Problem to solve:
All of the entries must be reproduced exactly, with no images carried over.

Input data:
******

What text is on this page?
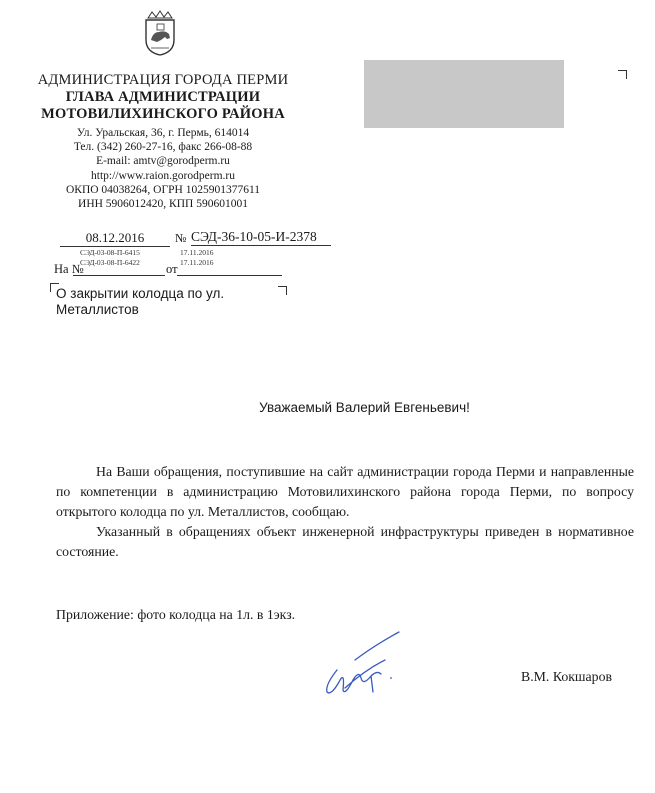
АДМИНИСТРАЦИЯ ГОРОДА ПЕРМИ
ГЛАВА АДМИНИСТРАЦИИ
МОТОВИЛИХИНСКОГО РАЙОНА
Ул. Уральская, 36, г. Пермь, 614014
Тел. (342) 260-27-16, факс 266-08-88
E-mail: amtv@gorodperm.ru
http://www.raion.gorodperm.ru
ОКПО 04038264, ОГРН 1025901377611
ИНН 5906012420, КПП 590601001
08.12.2016	№ СЭД-36-10-05-И-2378
СЭД-03-08-П-6415	17.11.2016
СЭД-03-08-П-6422	17.11.2016
На №	от
О закрытии колодца по ул.
Металлистов
Уважаемый Валерий Евгеньевич!

На Ваши обращения, поступившие на сайт администрации города Перми и направленные по компетенции в администрацию Мотовилихинского района города Перми, по вопросу открытого колодца по ул. Металлистов, сообщаю.

Указанный в обращениях объект инженерной инфраструктуры приведен в нормативное состояние.

Приложение: фото колодца на 1л. в 1экз.
В.М. Кокшаров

******

Output of the exercise:
What text is on this page?
АДМИНИСТРАЦИЯ ГОРОДА ПЕРМИ
ГЛАВА АДМИНИСТРАЦИИ
МОТОВИЛИХИНСКОГО РАЙОНА
Ул. Уральская, 36, г. Пермь, 614014
Тел. (342) 260-27-16, факс 266-08-88
E-mail: amtv@gorodperm.ru
http://www.raion.gorodperm.ru
ОКПО 04038264, ОГРН 1025901377611
ИНН 5906012420, КПП 590601001
08.12.2016	№ СЭД-36-10-05-И-2378
СЭД-03-08-П-6415	17.11.2016
СЭД-03-08-П-6422	17.11.2016
На №	от
О закрытии колодца по ул.
Металлистов
Уважаемый Валерий Евгеньевич!

На Ваши обращения, поступившие на сайт администрации города Перми и направленные по компетенции в администрацию Мотовилихинского района города Перми, по вопросу открытого колодца по ул. Металлистов, сообщаю.

Указанный в обращениях объект инженерной инфраструктуры приведен в нормативное состояние.

Приложение: фото колодца на 1л. в 1экз.
В.М. Кокшаров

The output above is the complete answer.